#### [Instructions to follow]
Go through the entries below and retype them exactly, omitting each picture.

[Figure data in JSON]
****
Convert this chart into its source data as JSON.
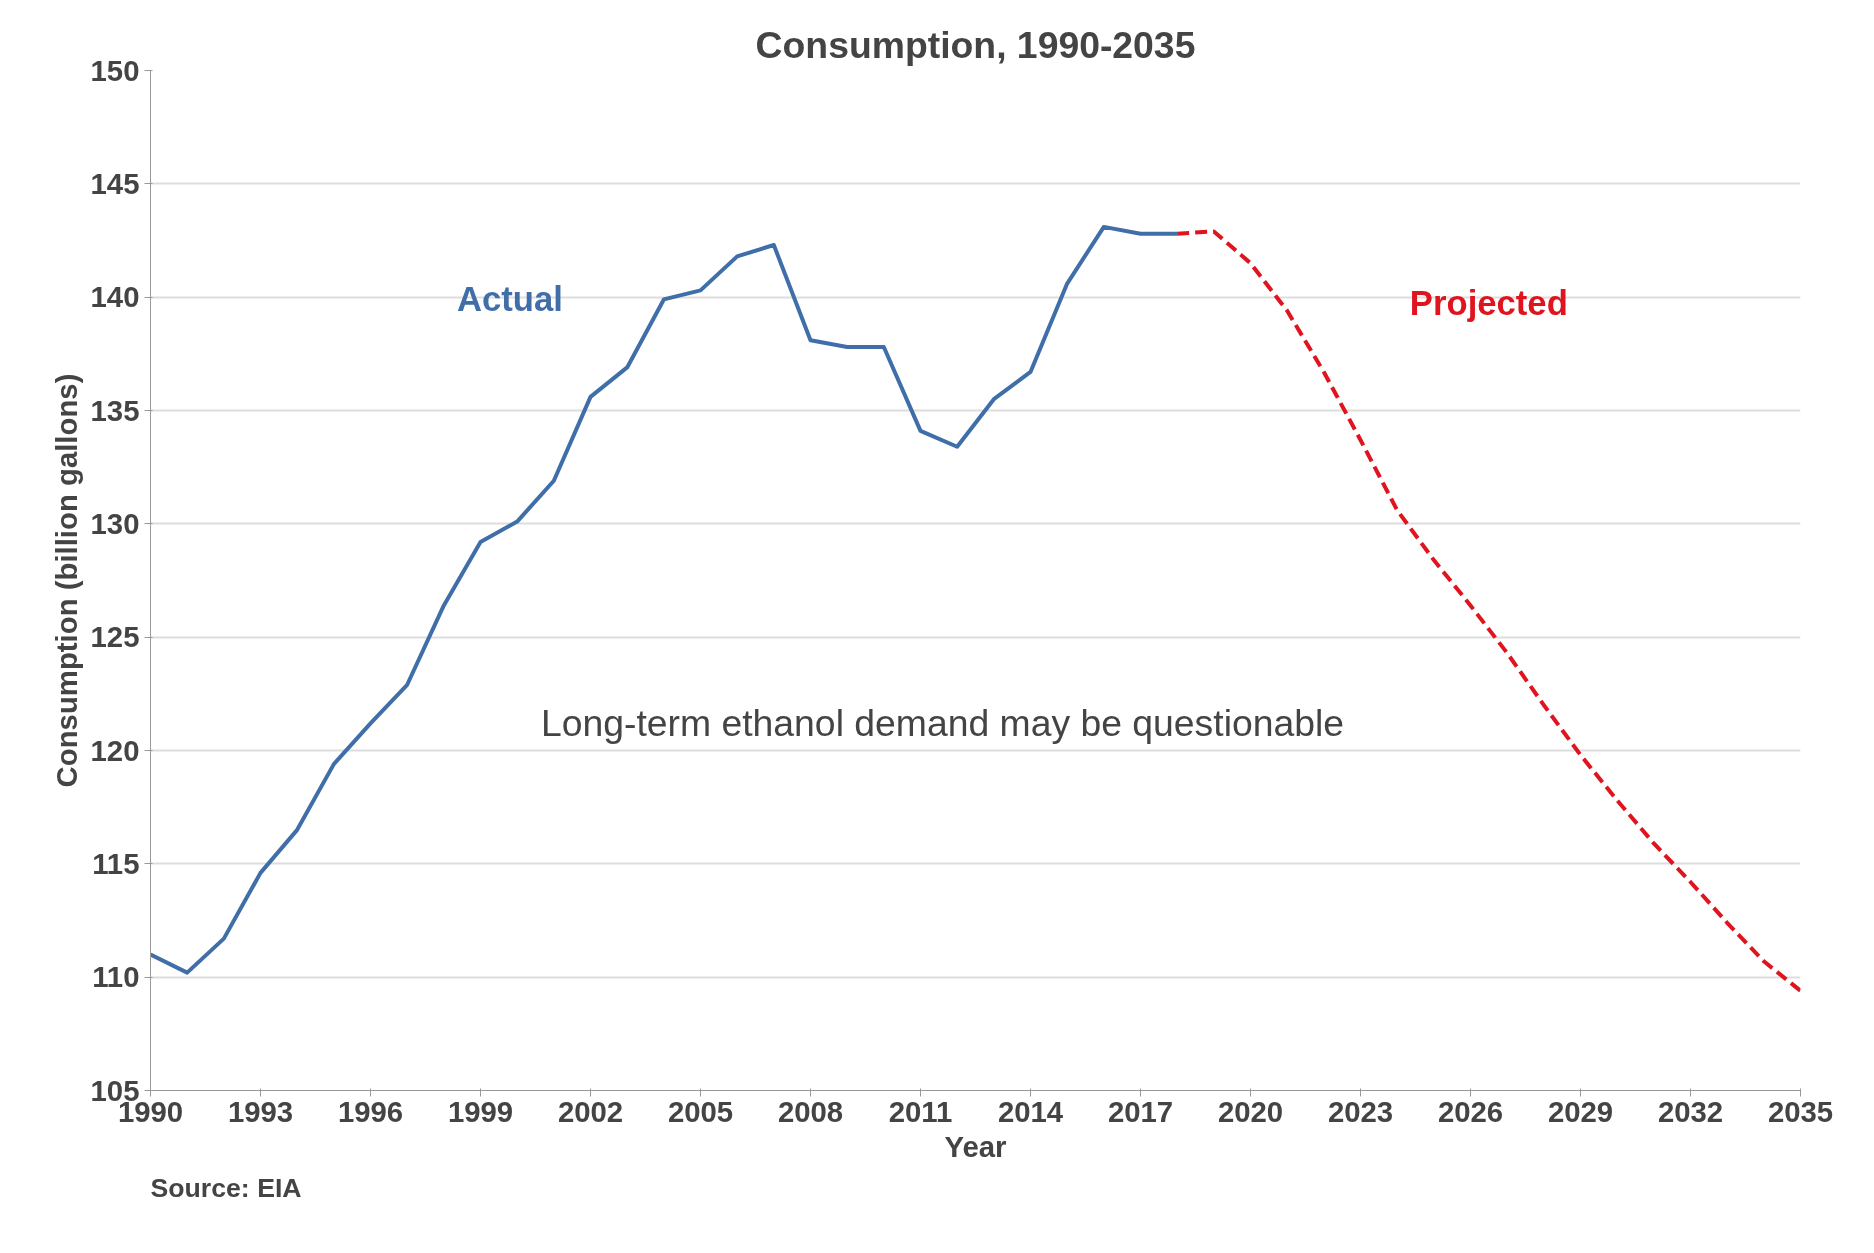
{
  "chart_data": {
    "type": "line",
    "title": "Consumption, 1990-2035",
    "xlabel": "Year",
    "ylabel": "Consumption (billion gallons)",
    "xlim": [
      1990,
      2035
    ],
    "ylim": [
      105,
      150
    ],
    "xticks": [
      1990,
      1993,
      1996,
      1999,
      2002,
      2005,
      2008,
      2011,
      2014,
      2017,
      2020,
      2023,
      2026,
      2029,
      2032,
      2035
    ],
    "yticks": [
      105,
      110,
      115,
      120,
      125,
      130,
      135,
      140,
      145,
      150
    ],
    "grid": "y",
    "marker": "none",
    "series": [
      {
        "name": "Actual",
        "color": "#3f6ea8",
        "line_style": "solid",
        "x": [
          1990,
          1991,
          1992,
          1993,
          1994,
          1995,
          1996,
          1997,
          1998,
          1999,
          2000,
          2001,
          2002,
          2003,
          2004,
          2005,
          2006,
          2007,
          2008,
          2009,
          2010,
          2011,
          2012,
          2013,
          2014,
          2015,
          2016,
          2017,
          2018
        ],
        "values": [
          111.0,
          110.2,
          111.7,
          114.6,
          116.5,
          119.4,
          121.2,
          122.9,
          126.4,
          129.2,
          130.1,
          131.9,
          135.6,
          136.9,
          139.9,
          140.3,
          141.8,
          142.3,
          138.1,
          137.8,
          137.8,
          134.1,
          133.4,
          135.5,
          136.7,
          140.6,
          143.1,
          142.8,
          142.8
        ]
      },
      {
        "name": "Projected",
        "color": "#e0141e",
        "line_style": "dashed",
        "x": [
          2018,
          2019,
          2020,
          2021,
          2022,
          2023,
          2024,
          2025,
          2026,
          2027,
          2028,
          2029,
          2030,
          2031,
          2032,
          2033,
          2034,
          2035
        ],
        "values": [
          142.8,
          142.9,
          141.5,
          139.4,
          136.7,
          133.7,
          130.6,
          128.4,
          126.4,
          124.3,
          122.0,
          119.8,
          117.8,
          115.9,
          114.2,
          112.4,
          110.7,
          109.4
        ]
      }
    ],
    "annotations": [
      "Long-term ethanol demand may be questionable",
      "Source: EIA"
    ]
  }
}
****
#### [Task answer]
Convert this chart into its source data as JSON.
{
  "chart_data": {
    "type": "line",
    "title": "Consumption, 1990-2035",
    "xlabel": "Year",
    "ylabel": "Consumption (billion gallons)",
    "xlim": [
      1990,
      2035
    ],
    "ylim": [
      105,
      150
    ],
    "xticks": [
      1990,
      1993,
      1996,
      1999,
      2002,
      2005,
      2008,
      2011,
      2014,
      2017,
      2020,
      2023,
      2026,
      2029,
      2032,
      2035
    ],
    "yticks": [
      105,
      110,
      115,
      120,
      125,
      130,
      135,
      140,
      145,
      150
    ],
    "grid": "y",
    "marker": "none",
    "series": [
      {
        "name": "Actual",
        "color": "#3f6ea8",
        "line_style": "solid",
        "x": [
          1990,
          1991,
          1992,
          1993,
          1994,
          1995,
          1996,
          1997,
          1998,
          1999,
          2000,
          2001,
          2002,
          2003,
          2004,
          2005,
          2006,
          2007,
          2008,
          2009,
          2010,
          2011,
          2012,
          2013,
          2014,
          2015,
          2016,
          2017,
          2018
        ],
        "values": [
          111.0,
          110.2,
          111.7,
          114.6,
          116.5,
          119.4,
          121.2,
          122.9,
          126.4,
          129.2,
          130.1,
          131.9,
          135.6,
          136.9,
          139.9,
          140.3,
          141.8,
          142.3,
          138.1,
          137.8,
          137.8,
          134.1,
          133.4,
          135.5,
          136.7,
          140.6,
          143.1,
          142.8,
          142.8
        ]
      },
      {
        "name": "Projected",
        "color": "#e0141e",
        "line_style": "dashed",
        "x": [
          2018,
          2019,
          2020,
          2021,
          2022,
          2023,
          2024,
          2025,
          2026,
          2027,
          2028,
          2029,
          2030,
          2031,
          2032,
          2033,
          2034,
          2035
        ],
        "values": [
          142.8,
          142.9,
          141.5,
          139.4,
          136.7,
          133.7,
          130.6,
          128.4,
          126.4,
          124.3,
          122.0,
          119.8,
          117.8,
          115.9,
          114.2,
          112.4,
          110.7,
          109.4
        ]
      }
    ],
    "annotations": [
      "Long-term ethanol demand may be questionable",
      "Source: EIA"
    ]
  }
}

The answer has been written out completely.